Given request. Reproduce the package directory overview below word for word, from "This directory contains all packages that are compiled" up to and including "(poller start-up options)".

Extract provided.
This directory contains all packages that are compiled as executables

  • collectors/ - each subdirectory contains a different kind of collector, if you create a new collector, you should add a new subdirectory here
  • exporters/ - same as above, each subdirectory contains an exporter
  • harvest/ - contains the package and subpackages that are compiled as the main executable harvest
    • version/ - harvest version and build info
  • poller/ - contains the poller program and subpackages:
    • collector/ - provides interface Collector and type AbstractCollector
    • exporter/ - provides interface Exporter and type AbstractExporter
    • plugin/ - provides interface Plugin, type AbstractPlugin and built-in plugins in subdirectories
    • options/ - provides type Options (poller start-up options)
    • schedule/ - provides type Schedule
  • tools/ - each subdirectory is a tool, compiled as an executable

pkg/

This directory contains all packages that are imported and used as shared libraries. List below contains only important ones:

  • api/ - each subdirectory is a package for communication with a (remote) system using some protocol
  • conf/ - package for importing harvest configuration file
  • errors/ - harvest errors
  • logging/ - wrapper methods around the Zerolog
  • matrix/ - the Matrix data structure
  • tree/ - the Tree data structure
  • util/ - helper functions

Dataset extract.
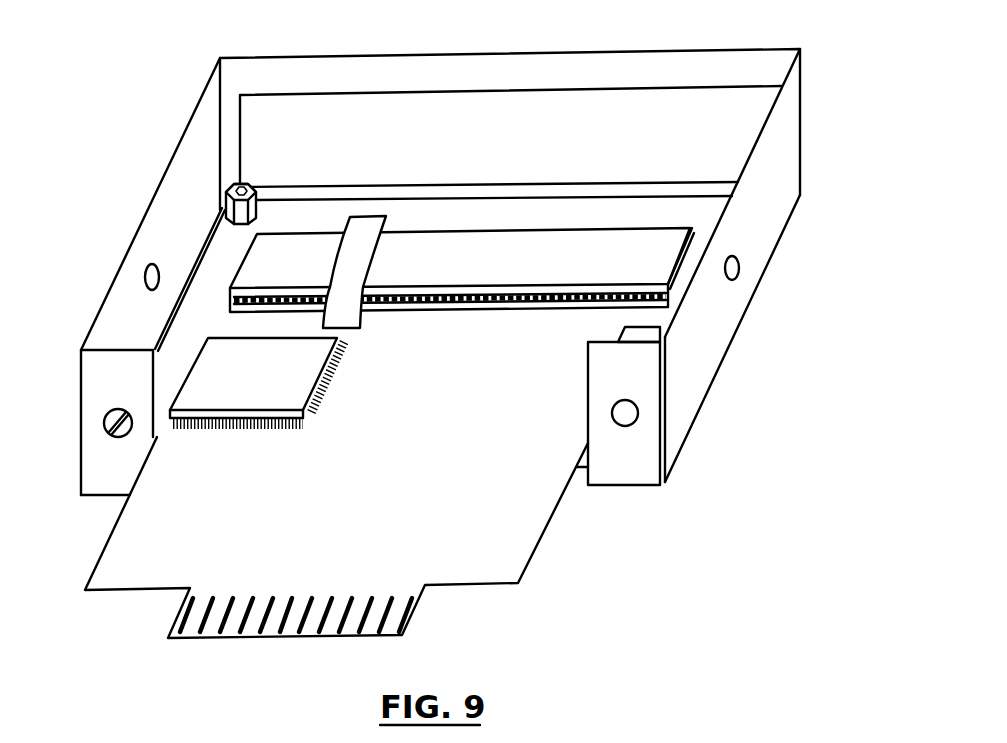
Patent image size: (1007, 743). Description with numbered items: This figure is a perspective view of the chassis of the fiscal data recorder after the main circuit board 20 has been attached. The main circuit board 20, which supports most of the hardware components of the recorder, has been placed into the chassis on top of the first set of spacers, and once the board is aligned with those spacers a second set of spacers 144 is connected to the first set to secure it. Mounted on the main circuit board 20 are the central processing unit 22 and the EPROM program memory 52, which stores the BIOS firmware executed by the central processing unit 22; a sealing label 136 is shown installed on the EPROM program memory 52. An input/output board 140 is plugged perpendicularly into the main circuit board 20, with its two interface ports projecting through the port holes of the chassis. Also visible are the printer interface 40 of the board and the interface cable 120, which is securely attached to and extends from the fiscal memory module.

Reply.
This directory contains all packages that are compiled as executables

  • collectors/ - each subdirectory contains a different kind of collector, if you create a new collector, you should add a new subdirectory here
  • exporters/ - same as above, each subdirectory contains an exporter
  • harvest/ - contains the package and subpackages that are compiled as the main executable harvest
    • version/ - harvest version and build info
  • poller/ - contains the poller program and subpackages:
    • collector/ - provides interface Collector and type AbstractCollector
    • exporter/ - provides interface Exporter and type AbstractExporter
    • plugin/ - provides interface Plugin, type AbstractPlugin and built-in plugins in subdirectories
    • options/ - provides type Options (poller start-up options)